--- Start Source data ---
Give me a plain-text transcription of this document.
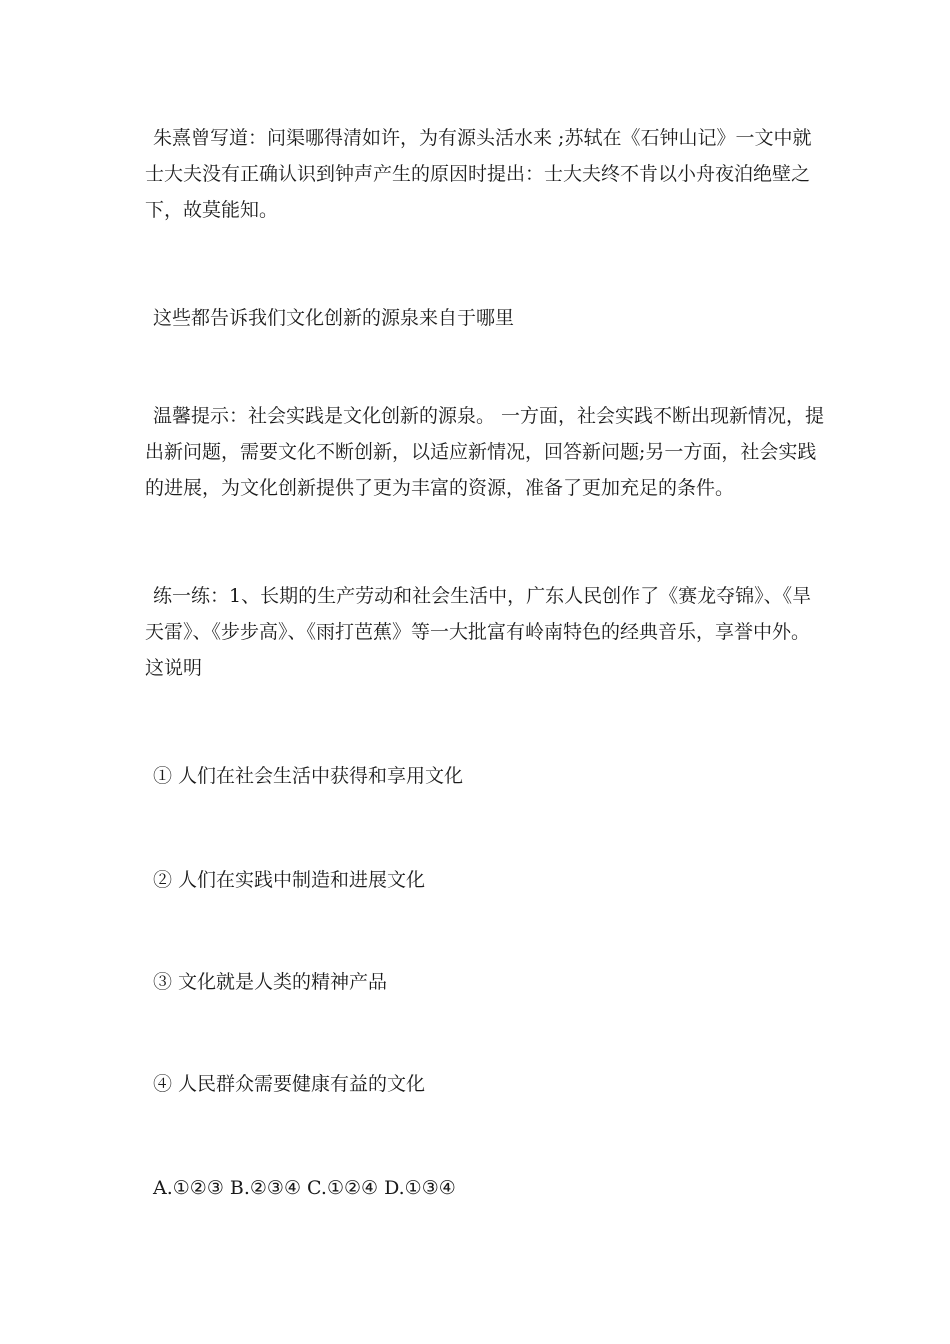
朱熹曾写道：问渠哪得清如许，为有源头活水来 ;苏轼在《石钟山记》一文中就士大夫没有正确认识到钟声产生的原因时提出：士大夫终不肯以小舟夜泊绝壁之下，故莫能知。

这些都告诉我们文化创新的源泉来自于哪里

温馨提示：社会实践是文化创新的源泉。 一方面，社会实践不断出现新情况，提出新问题，需要文化不断创新，以适应新情况，回答新问题;另一方面，社会实践的进展，为文化创新提供了更为丰富的资源，准备了更加充足的条件。

练一练：1、长期的生产劳动和社会生活中，广东人民创作了《赛龙夺锦》、《旱天雷》、《步步高》、《雨打芭蕉》等一大批富有岭南特色的经典音乐，享誉中外。这说明

① 人们在社会生活中获得和享用文化

② 人们在实践中制造和进展文化

③ 文化就是人类的精神产品

④ 人民群众需要健康有益的文化

A.①②③ B.②③④ C.①②④ D.①③④
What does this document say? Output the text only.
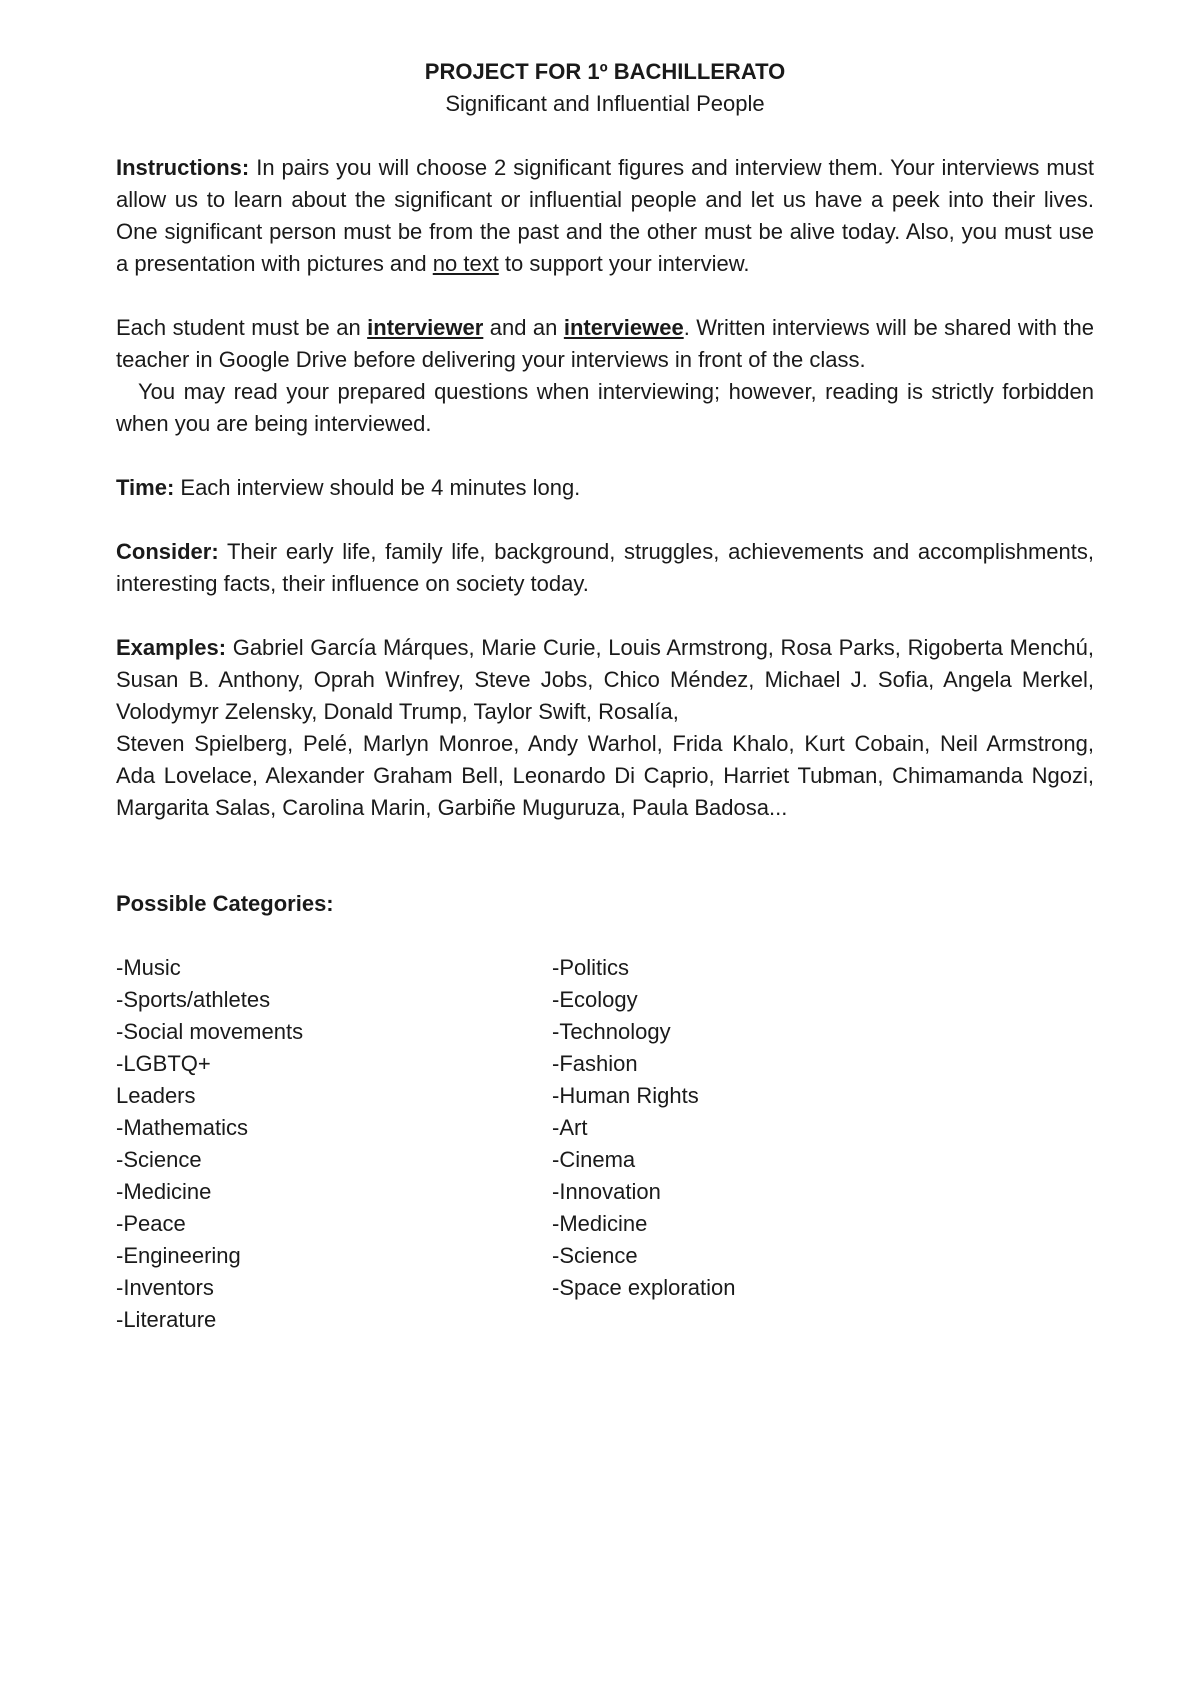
PROJECT FOR 1º BACHILLERATO

Significant and Influential People

Instructions: In pairs you will choose 2 significant figures and interview them. Your interviews must allow us to learn about the significant or influential people and let us have a peek into their lives. One significant person must be from the past and the other must be alive today. Also, you must use a presentation with pictures and no text to support your interview.

Each student must be an interviewer and an interviewee. Written interviews will be shared with the teacher in Google Drive before delivering your interviews in front of the class.

You may read your prepared questions when interviewing; however, reading is strictly forbidden when you are being interviewed.

Time: Each interview should be 4 minutes long.

Consider: Their early life, family life, background, struggles, achievements and accomplishments, interesting facts, their influence on society today.

Examples: Gabriel García Márques, Marie Curie, Louis Armstrong, Rosa Parks, Rigoberta Menchú, Susan B. Anthony, Oprah Winfrey, Steve Jobs, Chico Méndez, Michael J. Sofia, Angela Merkel, Volodymyr Zelensky, Donald Trump, Taylor Swift, Rosalía,

Steven Spielberg, Pelé, Marlyn Monroe, Andy Warhol, Frida Khalo, Kurt Cobain, Neil Armstrong, Ada Lovelace, Alexander Graham Bell, Leonardo Di Caprio, Harriet Tubman, Chimamanda Ngozi, Margarita Salas, Carolina Marin, Garbiñe Muguruza, Paula Badosa...

Possible Categories:

-Music
-Sports/athletes
-Social movements
-LGBTQ+
Leaders
-Mathematics
-Science
-Medicine
-Peace
-Engineering
-Inventors
-Literature
-Politics
-Ecology
-Technology
-Fashion
-Human Rights
-Art
-Cinema
-Innovation
-Medicine
-Science
-Space exploration
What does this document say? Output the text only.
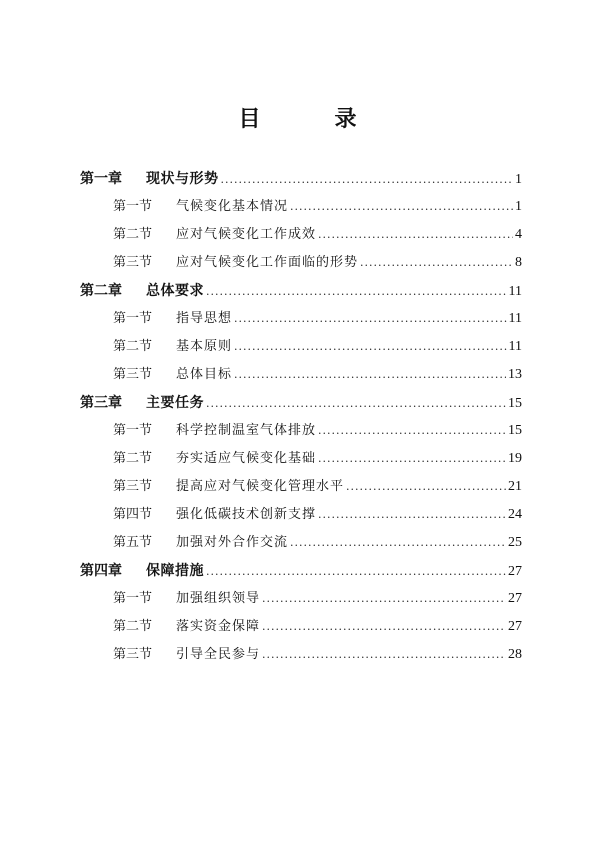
目　录
第一章	现状与形势 .....	1
第一节	气候变化基本情况 .....	1
第二节	应对气候变化工作成效 .....	4
第三节	应对气候变化工作面临的形势 .....	8
第二章	总体要求 .....	11
第一节	指导思想 .....	11
第二节	基本原则 .....	11
第三节	总体目标 .....	13
第三章	主要任务 .....	15
第一节	科学控制温室气体排放 .....	15
第二节	夯实适应气候变化基础 .....	19
第三节	提高应对气候变化管理水平 .....	21
第四节	强化低碳技术创新支撑 .....	24
第五节	加强对外合作交流 .....	25
第四章	保障措施 .....	27
第一节	加强组织领导 .....	27
第二节	落实资金保障 .....	27
第三节	引导全民参与 .....	28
--- End Source data ---
■ Written problem ■
List every line in the records above that contains the word "Each".

■ Result below ■
Each student must be an interviewer and an interviewee. Written interviews will be shared with the teacher in Google Drive before delivering your interviews in front of the class.
Time: Each interview should be 4 minutes long.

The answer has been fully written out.